= WHAT THE EXERCISE ASKS =
Which lines hold the string "Evolution"? Copy every one of them.

= PROVIDED RECORDS =
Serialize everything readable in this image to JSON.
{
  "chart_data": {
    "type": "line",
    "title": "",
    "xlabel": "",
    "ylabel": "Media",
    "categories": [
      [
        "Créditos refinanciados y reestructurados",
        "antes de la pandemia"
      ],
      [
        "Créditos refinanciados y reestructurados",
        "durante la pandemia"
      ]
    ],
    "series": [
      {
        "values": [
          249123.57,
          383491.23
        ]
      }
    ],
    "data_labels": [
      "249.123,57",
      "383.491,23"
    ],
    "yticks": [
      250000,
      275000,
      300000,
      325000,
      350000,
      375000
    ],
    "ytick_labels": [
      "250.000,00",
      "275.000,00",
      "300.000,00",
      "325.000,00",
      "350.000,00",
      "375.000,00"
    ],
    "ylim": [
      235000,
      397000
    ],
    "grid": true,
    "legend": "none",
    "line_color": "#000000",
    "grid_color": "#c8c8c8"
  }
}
* * *
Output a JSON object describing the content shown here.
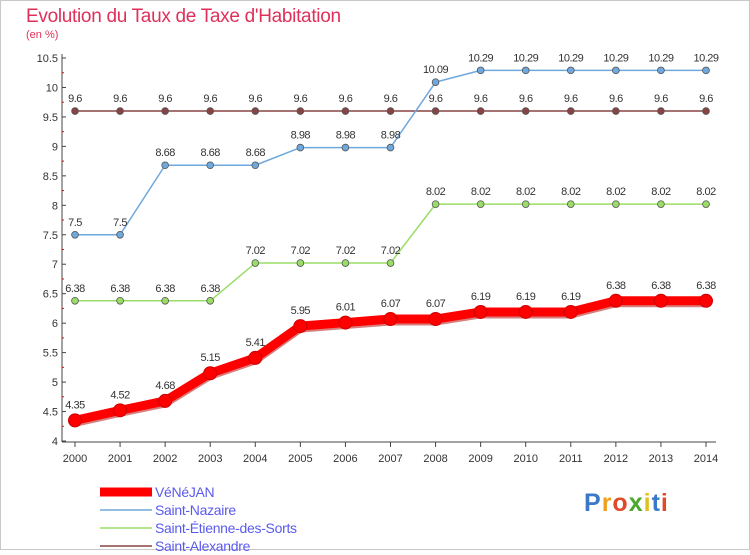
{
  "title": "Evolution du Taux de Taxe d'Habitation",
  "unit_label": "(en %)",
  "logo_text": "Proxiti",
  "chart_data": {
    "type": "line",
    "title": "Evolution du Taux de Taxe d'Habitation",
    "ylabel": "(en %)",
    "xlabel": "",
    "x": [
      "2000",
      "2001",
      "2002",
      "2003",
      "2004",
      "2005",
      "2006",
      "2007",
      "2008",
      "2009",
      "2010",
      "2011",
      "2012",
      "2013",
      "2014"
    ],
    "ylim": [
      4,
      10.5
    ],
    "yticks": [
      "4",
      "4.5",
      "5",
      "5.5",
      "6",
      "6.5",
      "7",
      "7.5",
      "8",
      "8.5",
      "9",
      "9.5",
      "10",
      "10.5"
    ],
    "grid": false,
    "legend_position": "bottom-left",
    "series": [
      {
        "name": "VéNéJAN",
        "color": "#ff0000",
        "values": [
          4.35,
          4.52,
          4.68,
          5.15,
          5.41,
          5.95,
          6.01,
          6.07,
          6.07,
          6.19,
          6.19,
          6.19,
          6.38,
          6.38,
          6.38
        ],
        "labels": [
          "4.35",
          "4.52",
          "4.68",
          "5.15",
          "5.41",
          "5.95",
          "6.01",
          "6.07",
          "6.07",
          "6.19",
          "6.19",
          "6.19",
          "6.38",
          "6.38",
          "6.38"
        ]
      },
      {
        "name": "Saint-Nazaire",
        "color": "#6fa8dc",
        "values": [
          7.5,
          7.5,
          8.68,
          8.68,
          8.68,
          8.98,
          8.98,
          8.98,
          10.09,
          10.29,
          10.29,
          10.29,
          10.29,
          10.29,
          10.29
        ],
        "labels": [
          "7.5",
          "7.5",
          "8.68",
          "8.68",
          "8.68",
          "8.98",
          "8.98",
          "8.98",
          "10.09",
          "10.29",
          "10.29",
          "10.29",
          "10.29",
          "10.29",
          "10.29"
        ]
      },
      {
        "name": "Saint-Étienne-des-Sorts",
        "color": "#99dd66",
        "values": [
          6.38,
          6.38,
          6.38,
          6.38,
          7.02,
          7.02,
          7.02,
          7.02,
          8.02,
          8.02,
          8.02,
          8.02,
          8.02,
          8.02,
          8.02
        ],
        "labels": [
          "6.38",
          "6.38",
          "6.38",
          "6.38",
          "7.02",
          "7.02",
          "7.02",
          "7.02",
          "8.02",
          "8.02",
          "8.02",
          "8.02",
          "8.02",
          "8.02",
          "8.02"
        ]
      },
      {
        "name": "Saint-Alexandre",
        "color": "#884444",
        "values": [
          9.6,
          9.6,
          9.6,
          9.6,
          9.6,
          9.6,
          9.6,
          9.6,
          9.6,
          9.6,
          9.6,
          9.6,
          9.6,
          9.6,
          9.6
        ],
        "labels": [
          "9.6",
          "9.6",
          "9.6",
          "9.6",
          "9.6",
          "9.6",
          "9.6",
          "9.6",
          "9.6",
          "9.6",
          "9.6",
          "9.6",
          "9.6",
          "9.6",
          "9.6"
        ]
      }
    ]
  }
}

= FINAL RESULT =
  "title": "Evolution du Taux de Taxe d'Habitation",
    "title": "Evolution du Taux de Taxe d'Habitation",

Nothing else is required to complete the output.